Problem = Report only how many lines of the entries below contain the string "سنگها".

Raw records =
╭──

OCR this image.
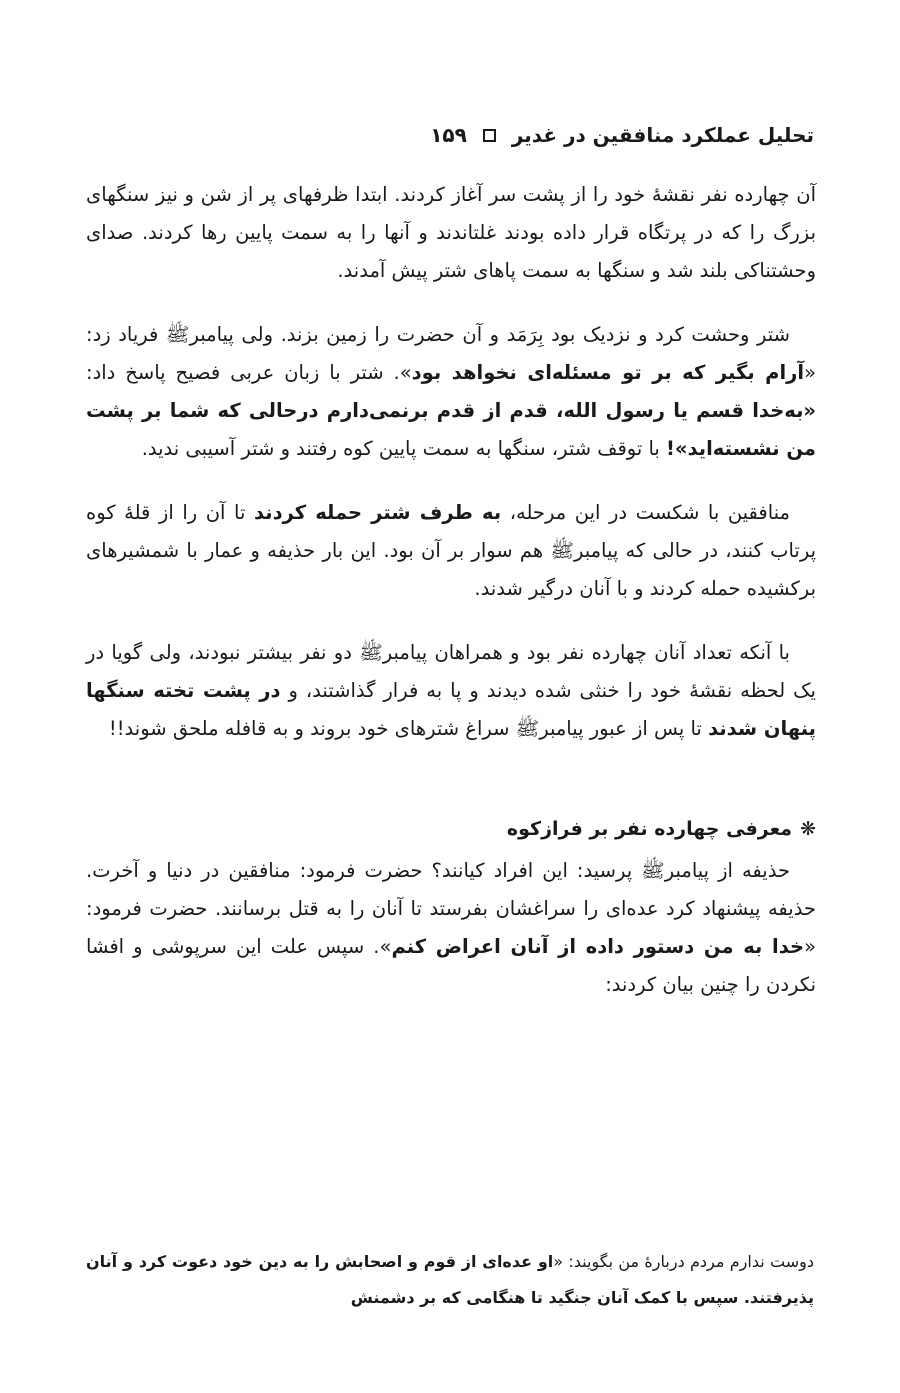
تحلیل عملکرد منافقین در غدیر
۱۵۹

آن چهارده نفر نقشهٔ خود را از پشت سر آغاز کردند. ابتدا ظرفهای پر از شن و نیز سنگهای بزرگ را که در پرتگاه قرار داده بودند غلتاندند و آنها را به سمت پایین رها کردند. صدای وحشتناکی بلند شد و سنگها به سمت پاهای شتر پیش آمدند.

شتر وحشت کرد و نزدیک بود بِرَمَد و آن حضرت را زمین بزند. ولی پیامبرﷺ فریاد زد: «آرام بگیر که بر تو مسئله‌ای نخواهد بود». شتر با زبان عربی فصیح پاسخ داد: «به‌خدا قسم یا رسول الله، قدم از قدم برنمی‌دارم درحالی که شما بر پشت من نشسته‌اید»! با توقف شتر، سنگها به سمت پایین کوه رفتند و شتر آسیبی ندید.

منافقین با شکست در این مرحله، به طرف شتر حمله کردند تا آن را از قلهٔ کوه پرتاب کنند، در حالی که پیامبرﷺ هم سوار بر آن بود. این بار حذیفه و عمار با شمشیرهای برکشیده حمله کردند و با آنان درگیر شدند.

با آنکه تعداد آنان چهارده نفر بود و همراهان پیامبرﷺ دو نفر بیشتر نبودند، ولی گویا در یک لحظه نقشهٔ خود را خنثی شده دیدند و پا به فرار گذاشتند، و در پشت تخته سنگها پنهان شدند تا پس از عبور پیامبرﷺ سراغ شترهای خود بروند و به قافله ملحق شوند!!

❋
معرفی چهارده نفر بر فرازکوه

حذیفه از پیامبرﷺ پرسید: این افراد کیانند؟ حضرت فرمود: منافقین در دنیا و آخرت. حذیفه پیشنهاد کرد عده‌ای را سراغشان بفرستد تا آنان را به قتل برسانند. حضرت فرمود: «خدا به من دستور داده از آنان اعراض کنم». سپس علت این سرپوشی و افشا نکردن را چنین بیان کردند:

دوست ندارم مردم دربارهٔ من بگویند: «او عده‌ای از قوم و اصحابش را به دین خود دعوت کرد و آنان پذیرفتند. سپس با کمک آنان جنگید تا هنگامی که بر دشمنش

╰──

Solution to the problem = 3